# [Descrizione del compito]
Ricopia dal testo citato il passo che va da “Intanto buon Natale” fino a “amiamo di più.” incluso.

Intanto buon Natale a tutti quanti voi, soprattutto a quelli che riuscirete in qualche modo a passarlo in famiglia con i vostri cari. Sono tempi molto grami, ma forse chissà, come dice il Papa (che per qualche motivo non sembra molto popolare fra quelli di voi che avete fede, anche se a me pare che tutte le cose che dice le dica più che giuste, ma forse sono troppo “comunista”), può anche essere l’occasione per rendersi conto che non c’è rituale santaclausistico consumistico che possa sostituire un momento di intimità e di affetto con le persone che amiamo di più.

Per quanto riguarda me le giornate passano tutte uguali e monotone, per fortuna (?) che c’è molto sport in TV, così almeno per il fine settimana ci si può stravaccare sul divano e fare zapping per seguire un po’ di tutto. Facendo una piccola digressione ricordo che ai tempi della prima serrata scrivevo che l’enormità della situazione faceva passare in secondo piano l’interesse per lo sport e che tutto sommato il fatto che si fosse fermato non disturbava più di tanto. Strano come dopo solo sei mesi, almeno per me, l’atteggiamento sia cambiato e che ora non abbia alcuna remora a sedermi davanti alla TV e magari appassionarmi agli eventi sportivi. Forse perché il desiderio di normalità è tale che lo sport serve un po’ come droga. Ci siamo abituati a vedere gli stadi vuoti, per cui ormai quello che vediamo nelle varie bolle sembra logico e normale e tutto pare, almeno dal punto di vista del coinvolgimento emozionale, uguale come prima. Cosa che mi pare di capire succeda anche a voi, almeno a giudicare dal tono dei vostri commenti.

Ieri la scelta era veramente sontuosa. Gigante maschile in Val Badia, SuperG femminile in Val d’Isere, le mass start di biathlon a Hochfilzen, le staffette sprint di fondo a Dresda, poi piccolo abbiocco fra le tre e le quattro prima dei salti da Engelberg e infine nel tardo pomeriggio Atalanta-Roma di calcio e Milano-Sassari di basket, poi ancora di sera Lazio-Napoli e soprattutto la ciliegina sulla torta che aspettavo con ansia, il derby di basket fra le redente del ’18 Trieste e Trento, nel quale volevo constatare de visu quanto aveva scritto Franz sulla nostra squadra (Trieste, ovvio, ricordate che sono grande patriota alabardato).

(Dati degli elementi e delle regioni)
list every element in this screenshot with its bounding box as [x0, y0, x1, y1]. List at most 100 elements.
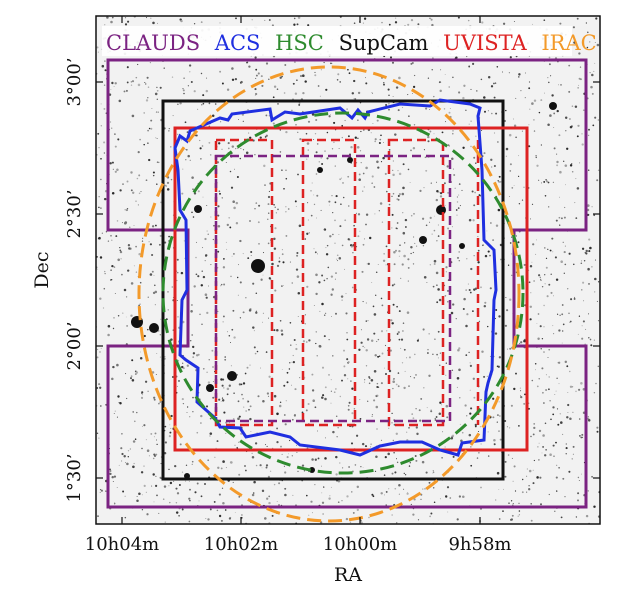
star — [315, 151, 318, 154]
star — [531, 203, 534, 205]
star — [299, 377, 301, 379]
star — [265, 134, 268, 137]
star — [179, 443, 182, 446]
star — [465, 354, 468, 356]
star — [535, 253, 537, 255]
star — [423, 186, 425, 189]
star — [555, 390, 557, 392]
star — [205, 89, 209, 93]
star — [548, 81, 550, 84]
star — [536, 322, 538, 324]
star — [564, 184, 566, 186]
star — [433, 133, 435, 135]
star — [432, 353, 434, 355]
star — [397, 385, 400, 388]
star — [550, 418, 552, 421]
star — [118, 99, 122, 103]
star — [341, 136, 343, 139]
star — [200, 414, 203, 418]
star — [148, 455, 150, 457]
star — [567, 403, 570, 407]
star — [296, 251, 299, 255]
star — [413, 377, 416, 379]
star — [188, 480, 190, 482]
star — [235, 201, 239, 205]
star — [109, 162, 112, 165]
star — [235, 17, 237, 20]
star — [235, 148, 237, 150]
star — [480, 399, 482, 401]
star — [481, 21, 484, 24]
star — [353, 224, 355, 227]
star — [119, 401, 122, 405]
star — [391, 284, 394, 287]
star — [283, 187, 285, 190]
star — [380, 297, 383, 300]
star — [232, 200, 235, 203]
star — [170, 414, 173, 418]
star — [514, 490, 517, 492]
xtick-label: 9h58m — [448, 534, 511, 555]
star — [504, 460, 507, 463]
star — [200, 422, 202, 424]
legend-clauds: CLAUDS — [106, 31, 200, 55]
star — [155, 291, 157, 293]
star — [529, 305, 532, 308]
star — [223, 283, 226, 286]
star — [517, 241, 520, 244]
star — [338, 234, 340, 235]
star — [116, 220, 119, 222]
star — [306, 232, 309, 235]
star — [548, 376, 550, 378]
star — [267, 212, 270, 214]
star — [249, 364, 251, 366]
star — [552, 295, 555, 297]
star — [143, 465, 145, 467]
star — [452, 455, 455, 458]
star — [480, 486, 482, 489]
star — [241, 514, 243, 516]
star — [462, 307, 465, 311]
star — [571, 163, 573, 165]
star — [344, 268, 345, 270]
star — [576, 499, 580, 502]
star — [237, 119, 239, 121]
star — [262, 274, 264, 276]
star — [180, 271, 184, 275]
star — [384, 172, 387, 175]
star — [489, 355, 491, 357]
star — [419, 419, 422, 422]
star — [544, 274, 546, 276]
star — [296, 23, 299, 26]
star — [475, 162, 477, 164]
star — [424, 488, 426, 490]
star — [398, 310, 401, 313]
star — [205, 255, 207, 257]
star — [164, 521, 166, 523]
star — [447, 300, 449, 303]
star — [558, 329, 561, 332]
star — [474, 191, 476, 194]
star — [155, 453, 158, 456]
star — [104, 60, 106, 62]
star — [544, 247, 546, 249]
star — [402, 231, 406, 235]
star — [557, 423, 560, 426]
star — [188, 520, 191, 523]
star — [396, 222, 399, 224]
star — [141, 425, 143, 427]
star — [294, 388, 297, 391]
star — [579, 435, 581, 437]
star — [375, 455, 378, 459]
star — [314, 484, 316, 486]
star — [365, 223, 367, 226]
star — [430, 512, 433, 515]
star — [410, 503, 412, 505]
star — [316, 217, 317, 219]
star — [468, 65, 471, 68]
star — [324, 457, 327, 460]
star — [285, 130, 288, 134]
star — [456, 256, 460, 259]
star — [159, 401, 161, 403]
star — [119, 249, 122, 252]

# [Soluzione scritta]
Intanto buon Natale a tutti quanti voi, soprattutto a quelli che riuscirete in qualche modo a passarlo in famiglia con i vostri cari. Sono tempi molto grami, ma forse chissà, come dice il Papa (che per qualche motivo non sembra molto popolare fra quelli di voi che avete fede, anche se a me pare che tutte le cose che dice le dica più che giuste, ma forse sono troppo “comunista”), può anche essere l’occasione per rendersi conto che non c’è rituale santaclausistico consumistico che possa sostituire un momento di intimità e di affetto con le persone che amiamo di più.